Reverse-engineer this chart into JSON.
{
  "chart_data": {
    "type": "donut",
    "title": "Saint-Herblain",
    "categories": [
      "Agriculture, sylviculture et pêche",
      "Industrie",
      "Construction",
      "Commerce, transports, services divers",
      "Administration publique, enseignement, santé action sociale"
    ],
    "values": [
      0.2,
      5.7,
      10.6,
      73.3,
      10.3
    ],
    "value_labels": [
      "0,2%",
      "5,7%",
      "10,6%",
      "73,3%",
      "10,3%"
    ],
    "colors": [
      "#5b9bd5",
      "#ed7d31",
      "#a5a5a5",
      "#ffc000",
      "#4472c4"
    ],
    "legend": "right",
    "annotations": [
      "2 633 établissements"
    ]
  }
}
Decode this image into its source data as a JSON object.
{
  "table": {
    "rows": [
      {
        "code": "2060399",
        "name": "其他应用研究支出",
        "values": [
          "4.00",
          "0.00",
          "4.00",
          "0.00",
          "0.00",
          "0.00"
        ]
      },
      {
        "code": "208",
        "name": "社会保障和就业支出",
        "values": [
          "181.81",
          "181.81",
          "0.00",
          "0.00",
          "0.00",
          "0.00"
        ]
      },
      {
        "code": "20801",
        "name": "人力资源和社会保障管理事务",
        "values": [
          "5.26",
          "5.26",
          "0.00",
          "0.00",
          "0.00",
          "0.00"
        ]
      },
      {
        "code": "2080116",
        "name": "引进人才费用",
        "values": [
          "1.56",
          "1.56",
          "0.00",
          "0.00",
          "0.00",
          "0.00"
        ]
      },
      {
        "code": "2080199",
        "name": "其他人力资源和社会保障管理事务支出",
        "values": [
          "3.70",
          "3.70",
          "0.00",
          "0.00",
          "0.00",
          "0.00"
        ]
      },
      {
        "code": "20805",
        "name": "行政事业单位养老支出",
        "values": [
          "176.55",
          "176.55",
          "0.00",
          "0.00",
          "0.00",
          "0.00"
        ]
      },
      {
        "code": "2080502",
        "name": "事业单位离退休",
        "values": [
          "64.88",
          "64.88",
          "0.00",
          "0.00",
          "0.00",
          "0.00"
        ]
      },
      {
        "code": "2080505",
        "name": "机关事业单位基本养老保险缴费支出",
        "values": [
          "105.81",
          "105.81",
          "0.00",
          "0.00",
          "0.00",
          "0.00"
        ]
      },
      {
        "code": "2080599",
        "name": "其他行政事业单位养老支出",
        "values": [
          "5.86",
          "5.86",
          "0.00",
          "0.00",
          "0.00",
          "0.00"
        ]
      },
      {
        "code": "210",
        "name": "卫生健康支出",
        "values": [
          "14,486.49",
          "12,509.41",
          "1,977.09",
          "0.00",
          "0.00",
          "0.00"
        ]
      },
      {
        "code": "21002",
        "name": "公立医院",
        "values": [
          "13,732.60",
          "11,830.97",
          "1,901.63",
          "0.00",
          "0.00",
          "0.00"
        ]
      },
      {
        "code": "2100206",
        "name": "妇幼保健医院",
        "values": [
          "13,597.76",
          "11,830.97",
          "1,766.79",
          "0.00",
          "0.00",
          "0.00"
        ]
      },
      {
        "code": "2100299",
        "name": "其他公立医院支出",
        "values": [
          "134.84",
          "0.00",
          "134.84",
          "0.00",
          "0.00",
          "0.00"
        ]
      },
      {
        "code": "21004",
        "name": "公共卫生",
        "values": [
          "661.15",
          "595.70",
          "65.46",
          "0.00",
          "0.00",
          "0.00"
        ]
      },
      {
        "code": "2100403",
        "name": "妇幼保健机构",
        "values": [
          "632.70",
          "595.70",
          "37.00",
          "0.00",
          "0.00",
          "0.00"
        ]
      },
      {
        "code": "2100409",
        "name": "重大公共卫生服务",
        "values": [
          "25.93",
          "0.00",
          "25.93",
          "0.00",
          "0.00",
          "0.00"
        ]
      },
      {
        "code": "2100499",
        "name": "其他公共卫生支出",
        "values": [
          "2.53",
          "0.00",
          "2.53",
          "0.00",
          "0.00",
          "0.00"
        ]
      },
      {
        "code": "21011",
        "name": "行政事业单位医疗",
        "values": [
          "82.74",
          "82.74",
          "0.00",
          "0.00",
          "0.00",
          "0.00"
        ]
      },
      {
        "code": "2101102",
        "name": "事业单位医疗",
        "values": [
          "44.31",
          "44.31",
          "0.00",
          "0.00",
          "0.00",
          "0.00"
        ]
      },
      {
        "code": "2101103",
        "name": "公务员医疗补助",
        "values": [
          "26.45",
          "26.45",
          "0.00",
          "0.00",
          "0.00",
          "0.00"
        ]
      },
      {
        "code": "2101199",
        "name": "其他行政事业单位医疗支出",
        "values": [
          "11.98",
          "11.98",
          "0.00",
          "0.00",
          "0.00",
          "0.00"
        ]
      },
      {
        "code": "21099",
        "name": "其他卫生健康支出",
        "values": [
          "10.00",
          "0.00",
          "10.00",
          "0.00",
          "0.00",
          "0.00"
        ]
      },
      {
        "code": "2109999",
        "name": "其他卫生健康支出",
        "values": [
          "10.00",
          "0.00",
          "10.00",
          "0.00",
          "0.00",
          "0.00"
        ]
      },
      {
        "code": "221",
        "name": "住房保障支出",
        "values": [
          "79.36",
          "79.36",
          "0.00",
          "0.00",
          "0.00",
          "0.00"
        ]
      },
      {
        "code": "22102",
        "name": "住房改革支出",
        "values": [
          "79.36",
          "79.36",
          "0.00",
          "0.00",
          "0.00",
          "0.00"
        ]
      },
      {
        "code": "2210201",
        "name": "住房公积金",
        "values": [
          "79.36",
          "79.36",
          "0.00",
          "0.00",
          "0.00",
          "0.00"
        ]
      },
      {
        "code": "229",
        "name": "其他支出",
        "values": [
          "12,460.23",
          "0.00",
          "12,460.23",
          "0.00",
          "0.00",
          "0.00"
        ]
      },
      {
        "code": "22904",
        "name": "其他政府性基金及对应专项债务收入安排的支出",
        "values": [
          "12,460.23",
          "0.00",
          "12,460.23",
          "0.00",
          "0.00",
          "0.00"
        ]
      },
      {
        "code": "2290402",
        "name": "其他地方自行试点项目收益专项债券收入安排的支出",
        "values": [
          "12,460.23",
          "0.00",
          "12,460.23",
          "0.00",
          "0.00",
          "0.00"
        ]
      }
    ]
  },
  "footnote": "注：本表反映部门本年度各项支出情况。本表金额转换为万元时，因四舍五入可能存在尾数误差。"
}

---*---

AIM OF THE EXERCISE
Scan the material above. Return every line containing the string "this".

ANSWER BELOW
Reverse-engineer this chart into JSON.
Decode this image into its source data as a JSON object.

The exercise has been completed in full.